## Instructions to follow
For this exercise, please find the lines in the entries that include the word "than" and copy them.

[Transcribed page data]
━━━
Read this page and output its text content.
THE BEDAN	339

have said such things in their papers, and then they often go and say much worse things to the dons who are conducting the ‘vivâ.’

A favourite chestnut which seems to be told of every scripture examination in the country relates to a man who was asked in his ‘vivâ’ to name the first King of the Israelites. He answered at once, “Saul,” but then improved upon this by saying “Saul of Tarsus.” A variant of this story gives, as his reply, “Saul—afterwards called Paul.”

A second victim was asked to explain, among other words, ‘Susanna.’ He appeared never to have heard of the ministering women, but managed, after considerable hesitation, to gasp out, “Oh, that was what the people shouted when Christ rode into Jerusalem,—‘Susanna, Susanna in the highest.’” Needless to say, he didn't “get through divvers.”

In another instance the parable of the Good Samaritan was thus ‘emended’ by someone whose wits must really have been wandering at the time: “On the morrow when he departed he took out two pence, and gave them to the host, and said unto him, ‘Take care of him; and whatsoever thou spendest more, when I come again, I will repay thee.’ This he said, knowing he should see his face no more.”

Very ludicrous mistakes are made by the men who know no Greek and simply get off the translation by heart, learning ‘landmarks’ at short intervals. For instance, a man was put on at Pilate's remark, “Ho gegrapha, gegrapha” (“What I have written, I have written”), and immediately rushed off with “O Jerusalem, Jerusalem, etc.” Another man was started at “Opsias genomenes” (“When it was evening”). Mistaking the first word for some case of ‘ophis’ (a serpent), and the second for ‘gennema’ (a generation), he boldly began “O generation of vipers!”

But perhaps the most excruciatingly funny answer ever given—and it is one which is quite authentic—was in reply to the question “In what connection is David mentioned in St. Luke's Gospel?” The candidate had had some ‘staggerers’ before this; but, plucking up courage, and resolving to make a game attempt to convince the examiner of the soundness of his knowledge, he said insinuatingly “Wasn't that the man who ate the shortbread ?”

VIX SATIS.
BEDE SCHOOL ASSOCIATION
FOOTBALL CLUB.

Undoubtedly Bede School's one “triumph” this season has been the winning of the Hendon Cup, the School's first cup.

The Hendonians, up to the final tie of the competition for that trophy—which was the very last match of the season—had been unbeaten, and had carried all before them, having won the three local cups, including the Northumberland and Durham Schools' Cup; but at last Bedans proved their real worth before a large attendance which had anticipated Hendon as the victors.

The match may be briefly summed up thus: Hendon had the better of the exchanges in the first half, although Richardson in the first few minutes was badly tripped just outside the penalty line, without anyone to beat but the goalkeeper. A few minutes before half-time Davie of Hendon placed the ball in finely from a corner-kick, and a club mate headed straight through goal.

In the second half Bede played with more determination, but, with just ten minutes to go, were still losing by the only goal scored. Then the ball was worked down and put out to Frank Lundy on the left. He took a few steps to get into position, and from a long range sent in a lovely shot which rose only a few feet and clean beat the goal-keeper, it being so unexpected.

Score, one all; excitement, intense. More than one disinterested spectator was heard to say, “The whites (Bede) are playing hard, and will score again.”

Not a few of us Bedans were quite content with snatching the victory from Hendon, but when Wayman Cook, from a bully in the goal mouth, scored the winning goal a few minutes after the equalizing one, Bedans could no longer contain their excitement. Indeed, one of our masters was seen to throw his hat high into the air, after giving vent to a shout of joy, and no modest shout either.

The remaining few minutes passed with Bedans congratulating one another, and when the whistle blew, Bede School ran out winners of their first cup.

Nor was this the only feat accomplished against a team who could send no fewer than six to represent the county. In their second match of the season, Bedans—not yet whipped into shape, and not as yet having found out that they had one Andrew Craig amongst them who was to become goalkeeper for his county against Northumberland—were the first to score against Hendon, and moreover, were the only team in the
━━━
## Response
Score, one all; excitement, intense. More than one disinterested spectator was heard to say, “The whites (Bede) are playing hard, and will score again.”
Nor was this the only feat accomplished against a team who could send no fewer than six to represent the county. In their second match of the season, Bedans—not yet whipped into shape, and not as yet having found out that they had one Andrew Craig amongst them who was to become goalkeeper for his county against Northumberland—were the first to score against Hendon, and moreover, were the only team in the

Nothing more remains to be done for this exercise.